### Work to complete:
Give only the number of lines in the records below that contain the word "title".
┄┄┄┄┄┄┄┄┄┄┄┄┄┄┄┄┄┄┄┄
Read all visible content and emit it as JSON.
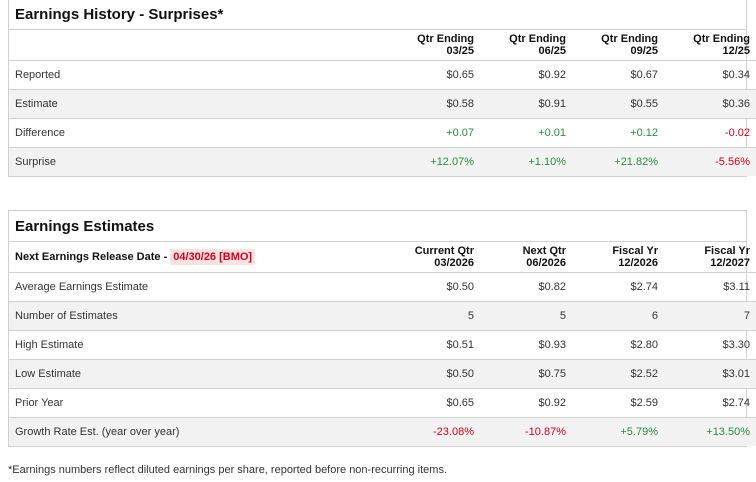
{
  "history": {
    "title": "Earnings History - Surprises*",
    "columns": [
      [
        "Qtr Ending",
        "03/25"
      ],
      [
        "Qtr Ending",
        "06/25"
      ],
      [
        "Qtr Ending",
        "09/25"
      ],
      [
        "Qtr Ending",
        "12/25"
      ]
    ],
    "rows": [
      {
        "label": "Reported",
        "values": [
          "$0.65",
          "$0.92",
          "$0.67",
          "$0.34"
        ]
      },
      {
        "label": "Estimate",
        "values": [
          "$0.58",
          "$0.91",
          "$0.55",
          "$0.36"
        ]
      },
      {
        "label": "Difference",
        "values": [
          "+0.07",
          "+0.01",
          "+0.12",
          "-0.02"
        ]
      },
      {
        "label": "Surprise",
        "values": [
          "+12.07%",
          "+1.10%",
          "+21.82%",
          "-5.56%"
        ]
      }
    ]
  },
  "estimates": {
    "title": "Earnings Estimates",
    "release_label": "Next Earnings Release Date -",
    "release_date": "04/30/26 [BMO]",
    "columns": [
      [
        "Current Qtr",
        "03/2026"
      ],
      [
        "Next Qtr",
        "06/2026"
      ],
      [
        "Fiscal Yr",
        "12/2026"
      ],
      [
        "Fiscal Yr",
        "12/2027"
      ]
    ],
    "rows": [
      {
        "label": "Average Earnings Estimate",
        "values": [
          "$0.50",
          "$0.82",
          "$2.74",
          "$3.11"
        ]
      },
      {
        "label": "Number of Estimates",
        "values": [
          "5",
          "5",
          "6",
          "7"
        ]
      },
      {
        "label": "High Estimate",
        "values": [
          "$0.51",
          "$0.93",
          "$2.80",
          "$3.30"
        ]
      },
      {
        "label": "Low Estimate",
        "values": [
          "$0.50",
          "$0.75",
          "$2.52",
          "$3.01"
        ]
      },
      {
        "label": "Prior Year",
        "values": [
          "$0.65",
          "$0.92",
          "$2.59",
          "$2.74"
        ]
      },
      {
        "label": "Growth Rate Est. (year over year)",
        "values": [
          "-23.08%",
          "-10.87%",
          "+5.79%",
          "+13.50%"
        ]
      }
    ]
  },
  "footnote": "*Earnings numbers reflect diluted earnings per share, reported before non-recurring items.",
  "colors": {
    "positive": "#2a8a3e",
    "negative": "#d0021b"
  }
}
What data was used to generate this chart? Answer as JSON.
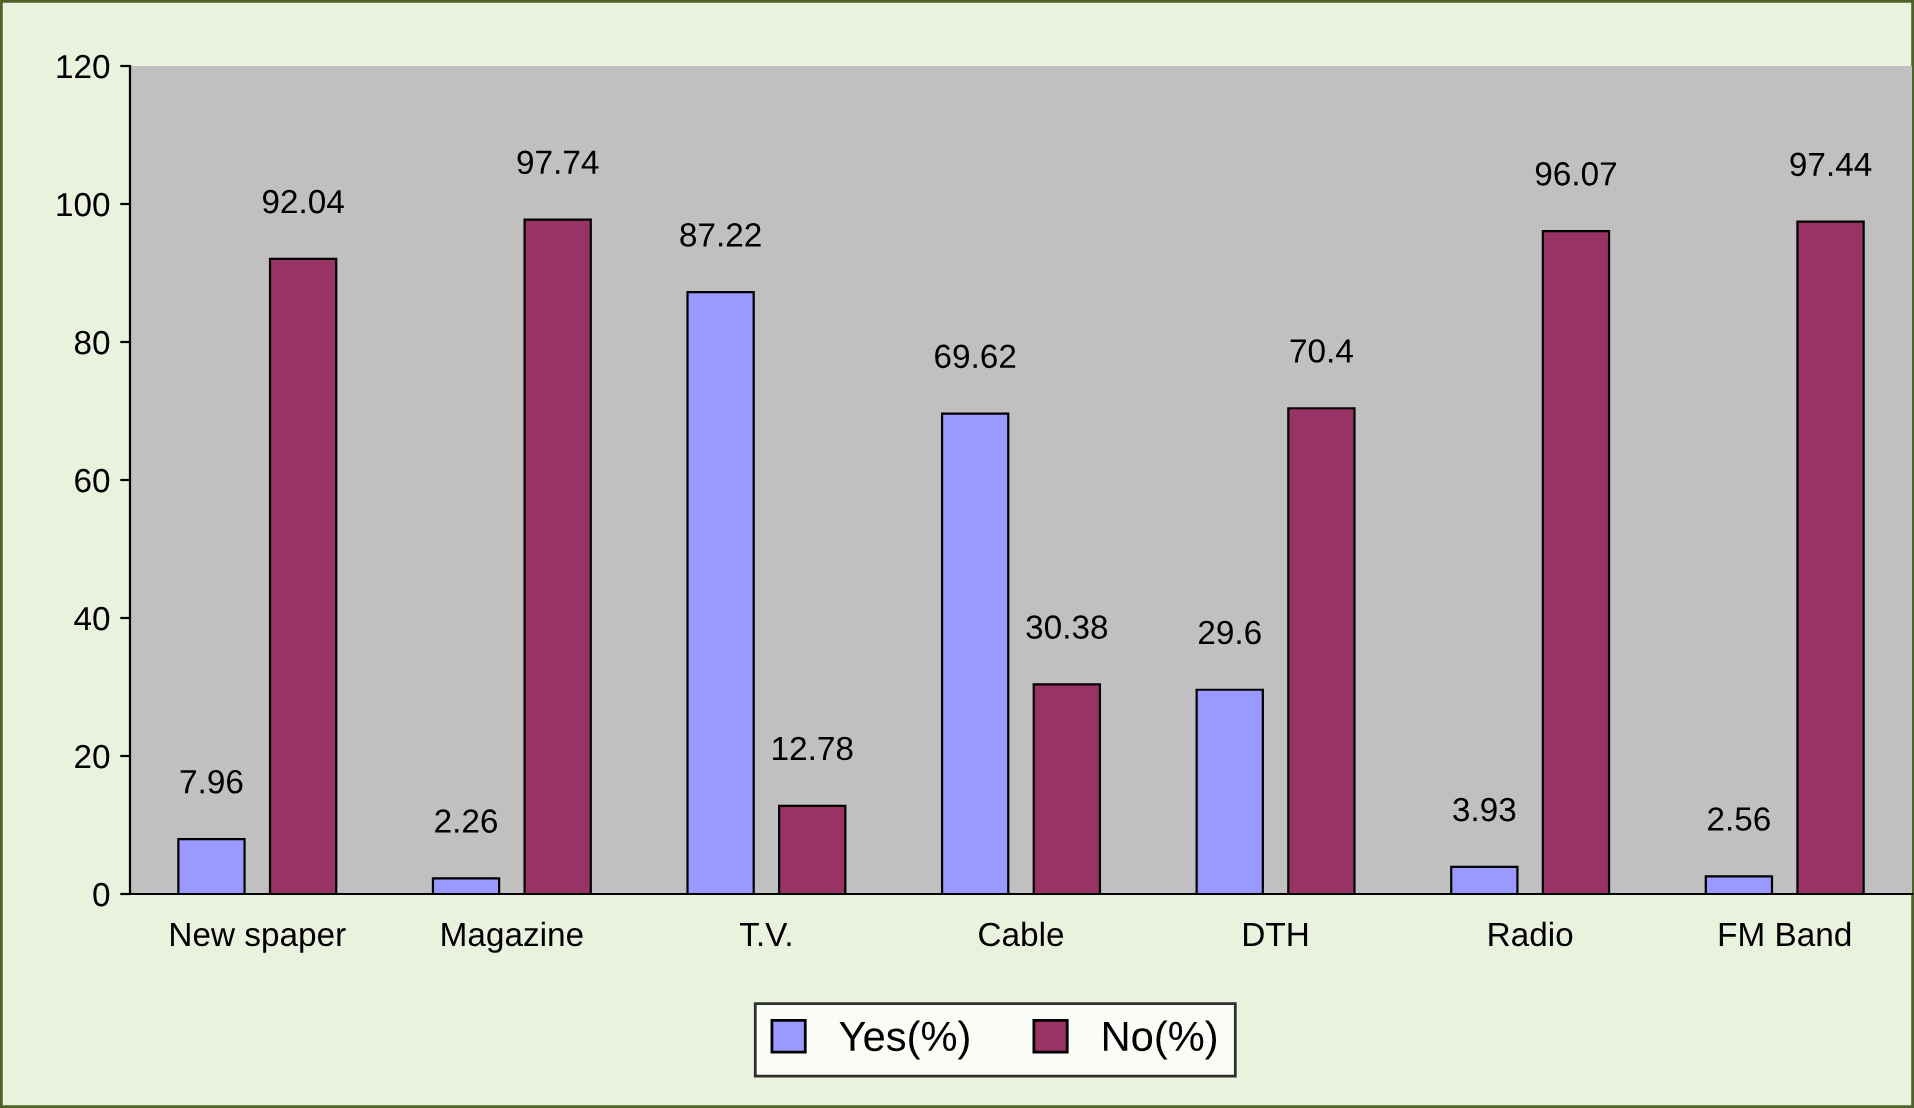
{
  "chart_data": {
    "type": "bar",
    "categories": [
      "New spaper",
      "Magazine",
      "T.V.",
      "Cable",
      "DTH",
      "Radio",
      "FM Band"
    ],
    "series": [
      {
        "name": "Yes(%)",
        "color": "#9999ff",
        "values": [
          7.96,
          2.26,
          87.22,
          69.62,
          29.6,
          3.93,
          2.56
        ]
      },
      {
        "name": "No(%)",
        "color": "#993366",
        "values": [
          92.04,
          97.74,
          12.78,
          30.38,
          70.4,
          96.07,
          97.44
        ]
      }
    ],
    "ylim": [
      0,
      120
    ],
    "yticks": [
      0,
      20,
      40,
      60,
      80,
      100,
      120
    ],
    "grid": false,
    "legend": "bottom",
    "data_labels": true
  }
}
┄┄┄┄┄┄┄┄┄┄┄┄┄┄┄┄┄┄┄┄
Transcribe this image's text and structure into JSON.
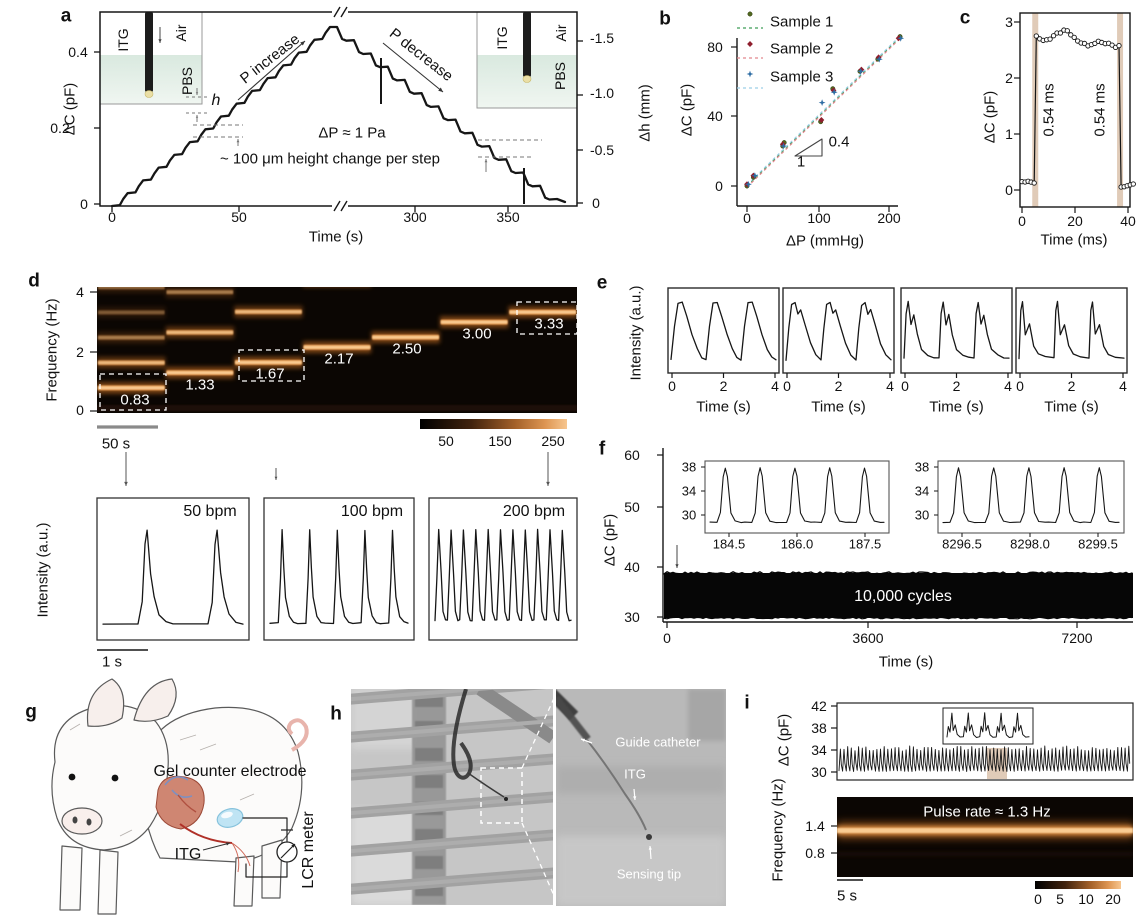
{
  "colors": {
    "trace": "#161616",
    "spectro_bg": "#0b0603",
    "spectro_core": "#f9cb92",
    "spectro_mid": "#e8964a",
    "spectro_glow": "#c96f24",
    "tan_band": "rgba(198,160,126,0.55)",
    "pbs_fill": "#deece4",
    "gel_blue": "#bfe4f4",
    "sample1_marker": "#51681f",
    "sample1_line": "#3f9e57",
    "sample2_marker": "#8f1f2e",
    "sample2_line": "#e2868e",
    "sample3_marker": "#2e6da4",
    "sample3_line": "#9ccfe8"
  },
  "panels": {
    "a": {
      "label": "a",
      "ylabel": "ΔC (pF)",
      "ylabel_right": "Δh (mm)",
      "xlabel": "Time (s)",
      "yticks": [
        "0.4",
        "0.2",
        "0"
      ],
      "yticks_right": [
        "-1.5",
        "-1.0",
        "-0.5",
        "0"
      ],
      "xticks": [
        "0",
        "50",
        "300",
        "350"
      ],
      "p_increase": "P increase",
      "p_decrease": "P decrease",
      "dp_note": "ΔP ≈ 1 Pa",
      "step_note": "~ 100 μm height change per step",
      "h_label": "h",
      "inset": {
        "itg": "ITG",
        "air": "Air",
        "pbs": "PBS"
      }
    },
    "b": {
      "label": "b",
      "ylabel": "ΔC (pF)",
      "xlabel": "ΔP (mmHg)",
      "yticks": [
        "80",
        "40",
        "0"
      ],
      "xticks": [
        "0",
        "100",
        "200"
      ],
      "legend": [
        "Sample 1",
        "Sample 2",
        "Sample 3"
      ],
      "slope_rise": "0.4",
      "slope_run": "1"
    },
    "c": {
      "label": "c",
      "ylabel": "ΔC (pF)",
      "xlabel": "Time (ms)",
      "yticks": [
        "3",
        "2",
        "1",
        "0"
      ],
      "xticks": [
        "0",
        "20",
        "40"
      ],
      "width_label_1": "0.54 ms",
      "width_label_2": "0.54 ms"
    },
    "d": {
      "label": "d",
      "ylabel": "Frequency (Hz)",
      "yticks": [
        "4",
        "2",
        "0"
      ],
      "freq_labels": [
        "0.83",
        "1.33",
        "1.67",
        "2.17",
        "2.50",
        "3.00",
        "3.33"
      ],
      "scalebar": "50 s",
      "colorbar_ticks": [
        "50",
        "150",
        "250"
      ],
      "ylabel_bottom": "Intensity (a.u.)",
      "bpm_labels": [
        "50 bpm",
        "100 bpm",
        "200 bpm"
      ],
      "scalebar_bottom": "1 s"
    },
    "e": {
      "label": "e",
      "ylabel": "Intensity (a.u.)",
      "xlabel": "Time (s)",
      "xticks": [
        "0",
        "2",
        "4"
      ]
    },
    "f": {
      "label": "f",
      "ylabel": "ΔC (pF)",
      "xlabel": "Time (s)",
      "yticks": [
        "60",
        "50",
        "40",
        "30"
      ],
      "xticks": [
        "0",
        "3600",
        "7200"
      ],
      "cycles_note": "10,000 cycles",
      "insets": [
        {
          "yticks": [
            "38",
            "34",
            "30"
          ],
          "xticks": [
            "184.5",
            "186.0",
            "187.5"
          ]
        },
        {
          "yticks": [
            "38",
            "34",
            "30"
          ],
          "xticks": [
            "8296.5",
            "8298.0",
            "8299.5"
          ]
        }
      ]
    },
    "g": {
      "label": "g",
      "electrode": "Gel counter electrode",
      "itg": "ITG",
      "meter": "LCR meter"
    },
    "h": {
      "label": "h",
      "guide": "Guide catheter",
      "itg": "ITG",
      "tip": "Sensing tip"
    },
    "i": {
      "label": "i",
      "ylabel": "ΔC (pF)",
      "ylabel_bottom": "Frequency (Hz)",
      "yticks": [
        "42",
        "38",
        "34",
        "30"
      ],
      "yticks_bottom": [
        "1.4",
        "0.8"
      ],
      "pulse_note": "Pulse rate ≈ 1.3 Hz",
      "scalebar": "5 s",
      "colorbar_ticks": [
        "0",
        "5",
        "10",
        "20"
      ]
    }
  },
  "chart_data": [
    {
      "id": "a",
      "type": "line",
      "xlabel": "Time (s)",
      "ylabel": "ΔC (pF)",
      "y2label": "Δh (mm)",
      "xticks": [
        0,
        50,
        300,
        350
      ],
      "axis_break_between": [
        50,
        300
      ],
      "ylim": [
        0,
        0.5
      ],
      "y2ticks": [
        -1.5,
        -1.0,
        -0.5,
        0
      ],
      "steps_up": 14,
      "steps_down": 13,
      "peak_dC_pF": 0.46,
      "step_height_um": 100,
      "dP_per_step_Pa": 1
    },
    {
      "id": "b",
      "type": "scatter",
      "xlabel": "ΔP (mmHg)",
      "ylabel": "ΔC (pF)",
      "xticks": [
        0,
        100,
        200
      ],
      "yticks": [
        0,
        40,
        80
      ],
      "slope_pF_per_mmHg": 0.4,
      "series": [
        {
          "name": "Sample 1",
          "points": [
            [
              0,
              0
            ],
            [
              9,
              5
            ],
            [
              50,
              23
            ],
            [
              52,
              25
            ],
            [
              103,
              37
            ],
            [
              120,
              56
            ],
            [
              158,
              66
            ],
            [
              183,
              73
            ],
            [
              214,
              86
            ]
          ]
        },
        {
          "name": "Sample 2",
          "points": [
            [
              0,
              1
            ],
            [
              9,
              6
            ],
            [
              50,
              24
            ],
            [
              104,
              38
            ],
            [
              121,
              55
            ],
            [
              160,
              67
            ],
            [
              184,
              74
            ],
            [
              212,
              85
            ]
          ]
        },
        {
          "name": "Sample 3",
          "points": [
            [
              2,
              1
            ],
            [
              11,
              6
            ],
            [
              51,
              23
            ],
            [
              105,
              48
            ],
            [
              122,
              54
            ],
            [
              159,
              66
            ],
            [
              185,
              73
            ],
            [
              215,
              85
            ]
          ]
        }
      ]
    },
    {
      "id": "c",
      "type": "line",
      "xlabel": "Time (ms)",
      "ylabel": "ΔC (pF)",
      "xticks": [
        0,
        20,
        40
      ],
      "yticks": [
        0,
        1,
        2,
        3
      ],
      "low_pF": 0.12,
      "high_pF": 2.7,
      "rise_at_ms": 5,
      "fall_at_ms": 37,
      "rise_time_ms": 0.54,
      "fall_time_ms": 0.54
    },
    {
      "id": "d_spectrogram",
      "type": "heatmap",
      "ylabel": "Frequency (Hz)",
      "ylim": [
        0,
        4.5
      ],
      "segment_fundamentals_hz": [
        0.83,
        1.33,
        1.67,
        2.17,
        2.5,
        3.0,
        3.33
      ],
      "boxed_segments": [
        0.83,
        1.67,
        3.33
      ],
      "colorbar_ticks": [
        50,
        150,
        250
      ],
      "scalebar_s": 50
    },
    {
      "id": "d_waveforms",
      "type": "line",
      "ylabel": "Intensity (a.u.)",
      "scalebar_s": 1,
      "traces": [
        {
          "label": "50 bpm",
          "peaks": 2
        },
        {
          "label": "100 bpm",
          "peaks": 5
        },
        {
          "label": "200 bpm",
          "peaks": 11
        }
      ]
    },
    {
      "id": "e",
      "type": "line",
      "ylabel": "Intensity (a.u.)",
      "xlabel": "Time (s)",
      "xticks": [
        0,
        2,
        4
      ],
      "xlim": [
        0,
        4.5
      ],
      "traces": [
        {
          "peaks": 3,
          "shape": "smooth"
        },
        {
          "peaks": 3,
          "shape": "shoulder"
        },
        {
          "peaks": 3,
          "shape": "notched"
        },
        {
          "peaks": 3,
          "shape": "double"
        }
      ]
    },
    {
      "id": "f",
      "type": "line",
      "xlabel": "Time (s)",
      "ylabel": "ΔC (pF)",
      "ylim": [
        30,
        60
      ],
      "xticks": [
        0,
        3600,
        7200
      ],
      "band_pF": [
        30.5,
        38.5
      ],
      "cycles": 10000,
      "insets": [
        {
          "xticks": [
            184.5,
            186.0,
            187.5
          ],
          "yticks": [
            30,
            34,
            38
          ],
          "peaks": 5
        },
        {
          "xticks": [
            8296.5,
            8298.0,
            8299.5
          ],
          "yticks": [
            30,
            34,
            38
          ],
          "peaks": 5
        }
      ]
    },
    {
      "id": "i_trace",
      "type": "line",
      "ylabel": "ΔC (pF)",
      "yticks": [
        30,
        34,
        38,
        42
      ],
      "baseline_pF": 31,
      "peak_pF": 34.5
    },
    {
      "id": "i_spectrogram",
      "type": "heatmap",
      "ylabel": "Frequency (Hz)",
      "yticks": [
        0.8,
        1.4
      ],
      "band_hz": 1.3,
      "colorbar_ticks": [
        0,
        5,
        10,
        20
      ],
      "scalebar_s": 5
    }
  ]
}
┄┄┄┄┄┄┄┄┄┄┄┄┄┄┄┄┄┄┄┄
### Result of the task:
2